Direction: Which lines contain the word "którego"? Return each of them as written.
··· Provided data ···
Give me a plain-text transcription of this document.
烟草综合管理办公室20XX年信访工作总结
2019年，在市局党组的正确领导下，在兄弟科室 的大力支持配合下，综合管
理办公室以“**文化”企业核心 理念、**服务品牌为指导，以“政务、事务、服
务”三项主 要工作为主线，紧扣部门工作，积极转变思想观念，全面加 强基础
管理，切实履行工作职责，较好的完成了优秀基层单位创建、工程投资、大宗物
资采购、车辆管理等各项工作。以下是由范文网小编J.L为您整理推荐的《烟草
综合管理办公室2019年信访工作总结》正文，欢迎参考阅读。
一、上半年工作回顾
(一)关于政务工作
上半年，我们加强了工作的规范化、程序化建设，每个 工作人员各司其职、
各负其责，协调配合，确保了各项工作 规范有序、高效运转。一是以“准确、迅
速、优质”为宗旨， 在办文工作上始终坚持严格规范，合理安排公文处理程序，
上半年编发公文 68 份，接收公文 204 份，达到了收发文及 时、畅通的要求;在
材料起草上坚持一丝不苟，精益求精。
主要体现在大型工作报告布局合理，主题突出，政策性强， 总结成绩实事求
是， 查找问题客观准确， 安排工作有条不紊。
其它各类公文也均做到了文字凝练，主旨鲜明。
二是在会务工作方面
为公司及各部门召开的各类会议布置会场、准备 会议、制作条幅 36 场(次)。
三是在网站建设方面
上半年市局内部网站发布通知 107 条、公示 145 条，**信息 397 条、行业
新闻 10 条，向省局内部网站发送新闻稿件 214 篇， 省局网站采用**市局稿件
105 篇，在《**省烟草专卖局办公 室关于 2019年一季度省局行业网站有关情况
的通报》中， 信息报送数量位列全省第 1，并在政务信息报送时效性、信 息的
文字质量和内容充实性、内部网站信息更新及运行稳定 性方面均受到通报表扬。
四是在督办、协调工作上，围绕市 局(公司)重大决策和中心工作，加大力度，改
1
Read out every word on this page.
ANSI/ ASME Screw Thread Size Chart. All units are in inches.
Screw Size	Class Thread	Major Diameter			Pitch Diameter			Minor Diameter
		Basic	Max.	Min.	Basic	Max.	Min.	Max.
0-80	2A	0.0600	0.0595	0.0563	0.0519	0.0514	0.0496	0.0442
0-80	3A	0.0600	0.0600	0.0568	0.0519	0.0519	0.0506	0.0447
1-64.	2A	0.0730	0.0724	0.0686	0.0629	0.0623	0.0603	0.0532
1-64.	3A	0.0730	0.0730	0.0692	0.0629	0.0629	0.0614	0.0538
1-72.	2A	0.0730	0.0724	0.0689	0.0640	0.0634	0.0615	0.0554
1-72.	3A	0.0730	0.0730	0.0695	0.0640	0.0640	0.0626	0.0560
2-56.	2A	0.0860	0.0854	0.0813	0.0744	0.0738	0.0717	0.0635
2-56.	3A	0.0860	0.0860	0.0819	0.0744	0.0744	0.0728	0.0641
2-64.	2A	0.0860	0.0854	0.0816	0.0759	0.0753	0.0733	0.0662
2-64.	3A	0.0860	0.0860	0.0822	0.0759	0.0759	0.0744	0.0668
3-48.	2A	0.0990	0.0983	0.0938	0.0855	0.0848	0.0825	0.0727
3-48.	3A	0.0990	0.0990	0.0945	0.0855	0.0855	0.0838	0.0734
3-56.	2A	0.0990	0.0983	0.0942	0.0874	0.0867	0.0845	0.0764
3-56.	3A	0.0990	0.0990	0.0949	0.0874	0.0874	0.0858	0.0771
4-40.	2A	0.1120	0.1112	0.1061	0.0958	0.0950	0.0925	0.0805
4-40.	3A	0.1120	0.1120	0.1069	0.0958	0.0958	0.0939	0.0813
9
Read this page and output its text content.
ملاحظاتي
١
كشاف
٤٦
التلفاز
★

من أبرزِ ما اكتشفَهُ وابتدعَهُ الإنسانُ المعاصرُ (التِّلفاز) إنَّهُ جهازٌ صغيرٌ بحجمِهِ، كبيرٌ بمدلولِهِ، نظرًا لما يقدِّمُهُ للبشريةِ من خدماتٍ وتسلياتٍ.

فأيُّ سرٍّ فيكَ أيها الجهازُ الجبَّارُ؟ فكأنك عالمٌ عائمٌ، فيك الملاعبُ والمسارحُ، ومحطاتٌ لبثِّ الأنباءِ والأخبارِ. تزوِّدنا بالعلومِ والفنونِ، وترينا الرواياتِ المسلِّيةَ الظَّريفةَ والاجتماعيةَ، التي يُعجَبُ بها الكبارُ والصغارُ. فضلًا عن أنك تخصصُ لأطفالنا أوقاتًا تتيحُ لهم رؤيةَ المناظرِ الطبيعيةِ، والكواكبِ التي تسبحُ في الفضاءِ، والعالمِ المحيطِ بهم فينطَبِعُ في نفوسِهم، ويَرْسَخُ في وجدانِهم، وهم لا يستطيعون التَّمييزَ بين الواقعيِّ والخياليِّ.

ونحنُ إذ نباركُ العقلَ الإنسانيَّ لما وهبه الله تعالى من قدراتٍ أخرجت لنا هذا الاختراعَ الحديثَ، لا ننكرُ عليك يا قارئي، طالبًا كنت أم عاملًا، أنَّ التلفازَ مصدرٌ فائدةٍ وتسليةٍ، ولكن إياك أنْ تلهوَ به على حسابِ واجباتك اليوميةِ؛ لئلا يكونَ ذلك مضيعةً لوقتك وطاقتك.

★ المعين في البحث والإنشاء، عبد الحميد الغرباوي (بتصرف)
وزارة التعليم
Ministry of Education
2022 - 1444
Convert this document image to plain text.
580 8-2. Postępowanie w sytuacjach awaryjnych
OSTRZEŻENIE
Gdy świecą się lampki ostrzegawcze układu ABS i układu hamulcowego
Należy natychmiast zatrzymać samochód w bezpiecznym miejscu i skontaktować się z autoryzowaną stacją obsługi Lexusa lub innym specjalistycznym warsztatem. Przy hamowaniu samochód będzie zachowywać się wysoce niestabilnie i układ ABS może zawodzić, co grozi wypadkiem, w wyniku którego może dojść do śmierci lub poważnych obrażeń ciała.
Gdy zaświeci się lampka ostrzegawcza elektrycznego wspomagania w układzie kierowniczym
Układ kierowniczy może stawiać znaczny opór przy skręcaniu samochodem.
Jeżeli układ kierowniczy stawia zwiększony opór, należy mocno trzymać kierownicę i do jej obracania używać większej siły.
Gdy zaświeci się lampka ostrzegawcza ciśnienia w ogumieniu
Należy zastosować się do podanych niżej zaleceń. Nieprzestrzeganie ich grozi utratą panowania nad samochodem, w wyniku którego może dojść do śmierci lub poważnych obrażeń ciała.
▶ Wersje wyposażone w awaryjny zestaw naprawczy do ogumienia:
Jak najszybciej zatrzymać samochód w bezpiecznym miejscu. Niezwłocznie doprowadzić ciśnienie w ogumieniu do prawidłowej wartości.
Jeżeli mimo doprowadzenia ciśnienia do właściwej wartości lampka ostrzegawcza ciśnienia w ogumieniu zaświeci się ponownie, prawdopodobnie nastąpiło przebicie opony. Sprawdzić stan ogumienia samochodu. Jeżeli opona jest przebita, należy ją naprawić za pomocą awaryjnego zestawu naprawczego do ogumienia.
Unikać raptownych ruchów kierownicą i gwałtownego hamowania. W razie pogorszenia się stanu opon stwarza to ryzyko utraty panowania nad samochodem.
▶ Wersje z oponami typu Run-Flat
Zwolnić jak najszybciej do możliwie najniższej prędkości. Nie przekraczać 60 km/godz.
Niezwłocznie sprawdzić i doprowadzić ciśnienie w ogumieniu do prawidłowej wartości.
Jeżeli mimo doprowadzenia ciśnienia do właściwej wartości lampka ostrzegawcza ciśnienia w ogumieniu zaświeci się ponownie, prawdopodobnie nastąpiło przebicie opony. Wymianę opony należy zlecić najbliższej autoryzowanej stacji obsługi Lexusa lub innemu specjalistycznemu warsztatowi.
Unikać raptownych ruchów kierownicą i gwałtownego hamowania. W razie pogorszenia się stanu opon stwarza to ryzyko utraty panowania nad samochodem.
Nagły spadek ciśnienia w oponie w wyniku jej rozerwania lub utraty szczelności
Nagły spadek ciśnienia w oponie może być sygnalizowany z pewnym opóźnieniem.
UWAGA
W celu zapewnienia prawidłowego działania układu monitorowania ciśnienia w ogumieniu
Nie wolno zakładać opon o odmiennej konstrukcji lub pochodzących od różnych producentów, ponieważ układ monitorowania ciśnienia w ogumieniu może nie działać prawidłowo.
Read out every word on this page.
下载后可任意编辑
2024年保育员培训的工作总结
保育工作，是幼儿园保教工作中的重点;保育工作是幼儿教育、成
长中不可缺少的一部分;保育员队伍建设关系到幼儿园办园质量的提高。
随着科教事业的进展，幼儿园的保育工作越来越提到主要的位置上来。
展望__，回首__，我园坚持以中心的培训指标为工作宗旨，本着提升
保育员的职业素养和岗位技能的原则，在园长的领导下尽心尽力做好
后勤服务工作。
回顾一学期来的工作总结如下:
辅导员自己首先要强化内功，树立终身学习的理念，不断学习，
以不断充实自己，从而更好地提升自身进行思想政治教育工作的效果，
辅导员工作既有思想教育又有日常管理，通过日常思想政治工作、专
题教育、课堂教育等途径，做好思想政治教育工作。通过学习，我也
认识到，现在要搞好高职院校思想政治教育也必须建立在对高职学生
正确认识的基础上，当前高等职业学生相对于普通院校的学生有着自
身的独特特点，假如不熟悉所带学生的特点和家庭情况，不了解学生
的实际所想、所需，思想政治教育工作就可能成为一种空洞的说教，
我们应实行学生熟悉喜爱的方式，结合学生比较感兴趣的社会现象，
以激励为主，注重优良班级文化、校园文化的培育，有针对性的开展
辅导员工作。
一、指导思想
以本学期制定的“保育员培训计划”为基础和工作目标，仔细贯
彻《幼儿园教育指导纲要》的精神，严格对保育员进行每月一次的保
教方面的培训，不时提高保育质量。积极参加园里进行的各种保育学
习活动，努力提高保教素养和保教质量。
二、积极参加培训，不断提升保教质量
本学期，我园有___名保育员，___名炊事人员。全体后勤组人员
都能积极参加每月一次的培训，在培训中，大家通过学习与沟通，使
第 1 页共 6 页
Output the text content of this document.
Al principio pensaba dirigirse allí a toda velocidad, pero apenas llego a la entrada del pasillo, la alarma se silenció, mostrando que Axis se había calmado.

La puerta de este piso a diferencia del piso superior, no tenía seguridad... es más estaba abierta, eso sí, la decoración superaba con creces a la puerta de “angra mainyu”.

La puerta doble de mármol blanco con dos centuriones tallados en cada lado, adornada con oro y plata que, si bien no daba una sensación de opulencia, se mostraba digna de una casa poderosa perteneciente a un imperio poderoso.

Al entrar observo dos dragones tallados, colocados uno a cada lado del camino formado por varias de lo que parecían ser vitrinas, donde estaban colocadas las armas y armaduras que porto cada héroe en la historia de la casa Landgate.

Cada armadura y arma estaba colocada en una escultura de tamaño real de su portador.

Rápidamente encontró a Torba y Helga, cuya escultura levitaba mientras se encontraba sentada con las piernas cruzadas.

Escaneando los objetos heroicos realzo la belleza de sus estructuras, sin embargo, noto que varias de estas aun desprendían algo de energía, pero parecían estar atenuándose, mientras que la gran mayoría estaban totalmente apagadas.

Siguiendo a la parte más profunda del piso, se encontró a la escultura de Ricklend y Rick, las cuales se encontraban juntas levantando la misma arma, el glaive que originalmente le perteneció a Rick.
···
Exercise solution:
Należy natychmiast zatrzymać samochód w bezpiecznym miejscu i skontaktować się z autoryzowaną stacją obsługi Lexusa lub innym specjalistycznym warsztatem. Przy hamowaniu samochód będzie zachowywać się wysoce niestabilnie i układ ABS może zawodzić, co grozi wypadkiem, w wyniku którego może dojść do śmierci lub poważnych obrażeń ciała.
Należy zastosować się do podanych niżej zaleceń. Nieprzestrzeganie ich grozi utratą panowania nad samochodem, w wyniku którego może dojść do śmierci lub poważnych obrażeń ciała.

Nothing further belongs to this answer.